CHALLENGE = Go through the records and copy each line where the word "which" occurs.

Stored records:
★ ★ ★ ★

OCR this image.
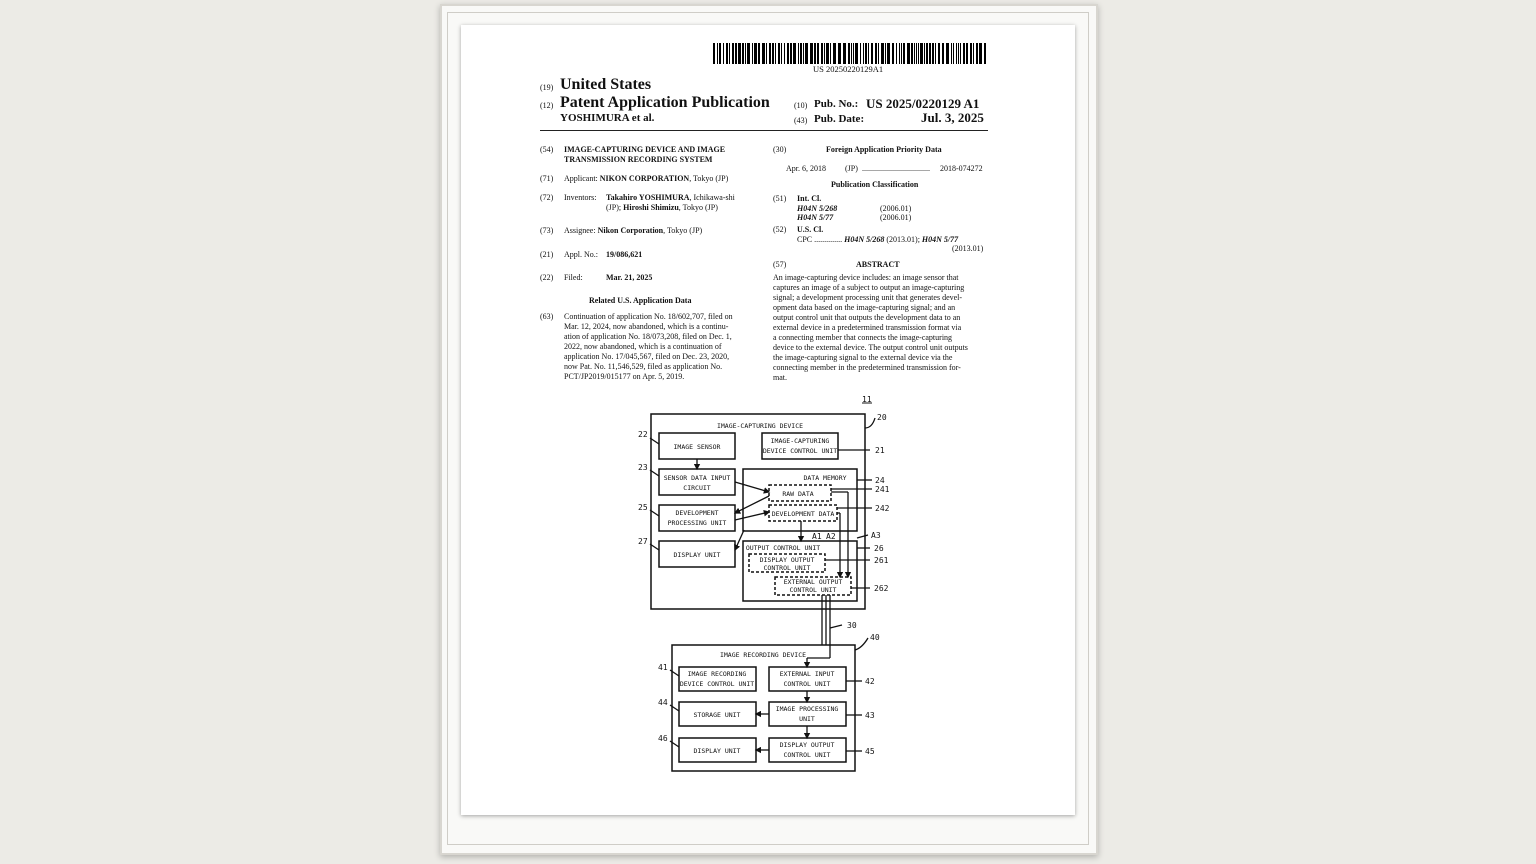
US 20250220129A1
(19) United States
(12) Patent Application Publication
YOSHIMURA et al.
(10) Pub. No.: US 2025/0220129 A1
(43) Pub. Date:	Jul. 3, 2025
(54) IMAGE-CAPTURING DEVICE AND IMAGE TRANSMISSION RECORDING SYSTEM
(71) Applicant: NIKON CORPORATION, Tokyo (JP)
(72) Inventors: Takahiro YOSHIMURA, Ichikawa-shi
(JP); Hiroshi Shimizu, Tokyo (JP)
(73) Assignee: Nikon Corporation, Tokyo (JP)
(21) Appl. No.: 19/086,621
(22) Filed:	Mar. 21, 2025
Related U.S. Application Data
(63) Continuation of application No. 18/602,707, filed on
Mar. 12, 2024, now abandoned, which is a continu-
ation of application No. 18/073,208, filed on Dec. 1,
2022, now abandoned, which is a continuation of
application No. 17/045,567, filed on Dec. 23, 2020,
now Pat. No. 11,546,529, filed as application No.
PCT/JP2019/015177 on Apr. 5, 2019.
(30)	Foreign Application Priority Data
Apr. 6, 2018 (JP) .................................. 2018-074272
Publication Classification
(51) Int. Cl.
H04N 5/268	(2006.01)
H04N 5/77	(2006.01)
(52) U.S. Cl.
CPC .............. H04N 5/268 (2013.01); H04N 5/77
(2013.01)
(57)	ABSTRACT
An image-capturing device includes: an image sensor that
captures an image of a subject to output an image-capturing
signal; a development processing unit that generates devel-
opment data based on the image-capturing signal; and an
output control unit that outputs the development data to an
external device in a predetermined transmission format via
a connecting member that connects the image-capturing
device to the external device. The output control unit outputs
the image-capturing signal to the external device via the
connecting member in the predetermined transmission for-
mat.
IMAGE-CAPTURING DEVICE
IMAGE SENSOR
IMAGE-CAPTURING
DEVICE CONTROL UNIT
SENSOR DATA INPUT
CIRCUIT
DATA MEMORY
RAW DATA
DEVELOPMENT DATA
DEVELOPMENT
PROCESSING UNIT
DISPLAY UNIT
OUTPUT CONTROL UNIT
DISPLAY OUTPUT
CONTROL UNIT
EXTERNAL OUTPUT
CONTROL UNIT
IMAGE RECORDING DEVICE
IMAGE RECORDING
DEVICE CONTROL UNIT
EXTERNAL INPUT
CONTROL UNIT
STORAGE UNIT
IMAGE PROCESSING
UNIT
DISPLAY UNIT
DISPLAY OUTPUT
CONTROL UNIT
A1 A2	A3
11
20
21
22
23
24
241
242
25
26
261
262
27
30
40
41
42
43
44
45
46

★ ★ ★ ★

EXERCISE OUTPUT =
Mar. 12, 2024, now abandoned, which is a continu-
2022, now abandoned, which is a continuation of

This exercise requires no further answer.